The exercise: Every line from the one with "Convert this screenshot" to the end of the data needs to be copied exactly, and no line before it.

Lines of data
╭──
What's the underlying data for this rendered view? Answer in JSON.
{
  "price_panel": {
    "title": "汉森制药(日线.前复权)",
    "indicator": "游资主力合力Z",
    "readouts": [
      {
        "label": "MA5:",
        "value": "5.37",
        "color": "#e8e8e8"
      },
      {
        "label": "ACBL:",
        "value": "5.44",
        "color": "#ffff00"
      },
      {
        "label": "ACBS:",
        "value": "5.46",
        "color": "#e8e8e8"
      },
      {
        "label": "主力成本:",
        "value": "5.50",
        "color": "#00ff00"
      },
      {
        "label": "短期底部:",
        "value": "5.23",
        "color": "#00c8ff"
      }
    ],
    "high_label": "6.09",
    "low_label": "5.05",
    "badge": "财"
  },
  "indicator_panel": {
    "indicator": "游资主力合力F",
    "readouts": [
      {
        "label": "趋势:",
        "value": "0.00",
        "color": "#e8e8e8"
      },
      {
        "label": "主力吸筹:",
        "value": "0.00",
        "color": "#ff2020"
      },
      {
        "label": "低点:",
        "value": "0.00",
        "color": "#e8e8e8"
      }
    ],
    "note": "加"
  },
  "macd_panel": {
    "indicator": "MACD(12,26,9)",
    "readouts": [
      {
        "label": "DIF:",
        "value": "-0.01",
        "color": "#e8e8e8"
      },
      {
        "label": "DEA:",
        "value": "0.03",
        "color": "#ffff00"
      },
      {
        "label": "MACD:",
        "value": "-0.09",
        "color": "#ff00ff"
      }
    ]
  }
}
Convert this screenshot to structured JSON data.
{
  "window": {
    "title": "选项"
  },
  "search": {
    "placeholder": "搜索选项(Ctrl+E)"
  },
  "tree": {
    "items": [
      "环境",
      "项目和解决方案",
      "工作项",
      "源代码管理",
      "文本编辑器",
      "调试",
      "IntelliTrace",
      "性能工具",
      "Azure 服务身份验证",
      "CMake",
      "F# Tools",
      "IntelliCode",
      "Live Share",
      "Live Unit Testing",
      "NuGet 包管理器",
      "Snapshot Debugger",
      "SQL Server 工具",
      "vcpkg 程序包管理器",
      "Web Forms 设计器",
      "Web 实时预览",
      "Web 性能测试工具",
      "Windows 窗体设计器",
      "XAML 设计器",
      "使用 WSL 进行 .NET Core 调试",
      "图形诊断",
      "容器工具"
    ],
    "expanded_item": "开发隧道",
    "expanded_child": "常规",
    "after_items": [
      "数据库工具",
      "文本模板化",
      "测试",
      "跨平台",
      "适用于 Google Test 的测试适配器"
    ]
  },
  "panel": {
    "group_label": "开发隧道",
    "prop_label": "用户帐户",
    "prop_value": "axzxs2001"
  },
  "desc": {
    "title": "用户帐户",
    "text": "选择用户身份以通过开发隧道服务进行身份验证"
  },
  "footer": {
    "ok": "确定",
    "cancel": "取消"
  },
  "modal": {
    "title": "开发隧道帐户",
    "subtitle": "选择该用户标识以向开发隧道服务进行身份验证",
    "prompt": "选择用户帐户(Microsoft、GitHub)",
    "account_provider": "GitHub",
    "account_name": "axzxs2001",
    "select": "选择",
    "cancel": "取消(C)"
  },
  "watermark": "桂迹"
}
╰──
Written solution:
Convert this screenshot to structured JSON data.
{
  "window": {
    "title": "选项"
  },
  "search": {
    "placeholder": "搜索选项(Ctrl+E)"
  },
  "tree": {
    "items": [
      "环境",
      "项目和解决方案",
      "工作项",
      "源代码管理",
      "文本编辑器",
      "调试",
      "IntelliTrace",
      "性能工具",
      "Azure 服务身份验证",
      "CMake",
      "F# Tools",
      "IntelliCode",
      "Live Share",
      "Live Unit Testing",
      "NuGet 包管理器",
      "Snapshot Debugger",
      "SQL Server 工具",
      "vcpkg 程序包管理器",
      "Web Forms 设计器",
      "Web 实时预览",
      "Web 性能测试工具",
      "Windows 窗体设计器",
      "XAML 设计器",
      "使用 WSL 进行 .NET Core 调试",
      "图形诊断",
      "容器工具"
    ],
    "expanded_item": "开发隧道",
    "expanded_child": "常规",
    "after_items": [
      "数据库工具",
      "文本模板化",
      "测试",
      "跨平台",
      "适用于 Google Test 的测试适配器"
    ]
  },
  "panel": {
    "group_label": "开发隧道",
    "prop_label": "用户帐户",
    "prop_value": "axzxs2001"
  },
  "desc": {
    "title": "用户帐户",
    "text": "选择用户身份以通过开发隧道服务进行身份验证"
  },
  "footer": {
    "ok": "确定",
    "cancel": "取消"
  },
  "modal": {
    "title": "开发隧道帐户",
    "subtitle": "选择该用户标识以向开发隧道服务进行身份验证",
    "prompt": "选择用户帐户(Microsoft、GitHub)",
    "account_provider": "GitHub",
    "account_name": "axzxs2001",
    "select": "选择",
    "cancel": "取消(C)"
  },
  "watermark": "桂迹"
}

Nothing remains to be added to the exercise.